— Begin Input records —
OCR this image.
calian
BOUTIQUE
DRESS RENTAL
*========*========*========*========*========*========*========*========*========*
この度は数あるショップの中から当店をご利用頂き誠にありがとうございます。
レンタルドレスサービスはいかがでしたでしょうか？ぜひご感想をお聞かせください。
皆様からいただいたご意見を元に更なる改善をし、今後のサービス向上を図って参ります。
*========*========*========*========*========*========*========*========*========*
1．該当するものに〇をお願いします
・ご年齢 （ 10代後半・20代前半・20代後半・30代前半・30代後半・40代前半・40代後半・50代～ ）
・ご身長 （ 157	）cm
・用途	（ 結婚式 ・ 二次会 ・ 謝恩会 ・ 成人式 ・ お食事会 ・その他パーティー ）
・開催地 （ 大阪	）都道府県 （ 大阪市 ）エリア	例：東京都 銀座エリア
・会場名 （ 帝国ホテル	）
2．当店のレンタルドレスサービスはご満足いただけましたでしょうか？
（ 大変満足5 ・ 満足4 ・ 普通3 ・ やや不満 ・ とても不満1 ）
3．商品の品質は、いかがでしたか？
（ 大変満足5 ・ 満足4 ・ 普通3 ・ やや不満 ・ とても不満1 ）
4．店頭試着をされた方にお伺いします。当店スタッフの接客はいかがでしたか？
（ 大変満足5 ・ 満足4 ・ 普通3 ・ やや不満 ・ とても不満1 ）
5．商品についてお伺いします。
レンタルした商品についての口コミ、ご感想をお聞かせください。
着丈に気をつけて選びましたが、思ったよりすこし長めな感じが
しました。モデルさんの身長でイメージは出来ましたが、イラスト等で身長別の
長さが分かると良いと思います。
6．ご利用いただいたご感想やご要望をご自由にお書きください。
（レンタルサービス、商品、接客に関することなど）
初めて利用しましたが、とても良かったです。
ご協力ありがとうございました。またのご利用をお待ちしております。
— End Input records —
Task to carry out >>
Copy each line of the data above without altering a single character.

Response to the exercise >>
OCR this image.
calian
BOUTIQUE
DRESS RENTAL
*========*========*========*========*========*========*========*========*========*
この度は数あるショップの中から当店をご利用頂き誠にありがとうございます。
レンタルドレスサービスはいかがでしたでしょうか？ぜひご感想をお聞かせください。
皆様からいただいたご意見を元に更なる改善をし、今後のサービス向上を図って参ります。
*========*========*========*========*========*========*========*========*========*
1．該当するものに〇をお願いします
・ご年齢 （ 10代後半・20代前半・20代後半・30代前半・30代後半・40代前半・40代後半・50代～ ）
・ご身長 （ 157	）cm
・用途	（ 結婚式 ・ 二次会 ・ 謝恩会 ・ 成人式 ・ お食事会 ・その他パーティー ）
・開催地 （ 大阪	）都道府県 （ 大阪市 ）エリア	例：東京都 銀座エリア
・会場名 （ 帝国ホテル	）
2．当店のレンタルドレスサービスはご満足いただけましたでしょうか？
（ 大変満足5 ・ 満足4 ・ 普通3 ・ やや不満 ・ とても不満1 ）
3．商品の品質は、いかがでしたか？
（ 大変満足5 ・ 満足4 ・ 普通3 ・ やや不満 ・ とても不満1 ）
4．店頭試着をされた方にお伺いします。当店スタッフの接客はいかがでしたか？
（ 大変満足5 ・ 満足4 ・ 普通3 ・ やや不満 ・ とても不満1 ）
5．商品についてお伺いします。
レンタルした商品についての口コミ、ご感想をお聞かせください。
着丈に気をつけて選びましたが、思ったよりすこし長めな感じが
しました。モデルさんの身長でイメージは出来ましたが、イラスト等で身長別の
長さが分かると良いと思います。
6．ご利用いただいたご感想やご要望をご自由にお書きください。
（レンタルサービス、商品、接客に関することなど）
初めて利用しましたが、とても良かったです。
ご協力ありがとうございました。またのご利用をお待ちしております。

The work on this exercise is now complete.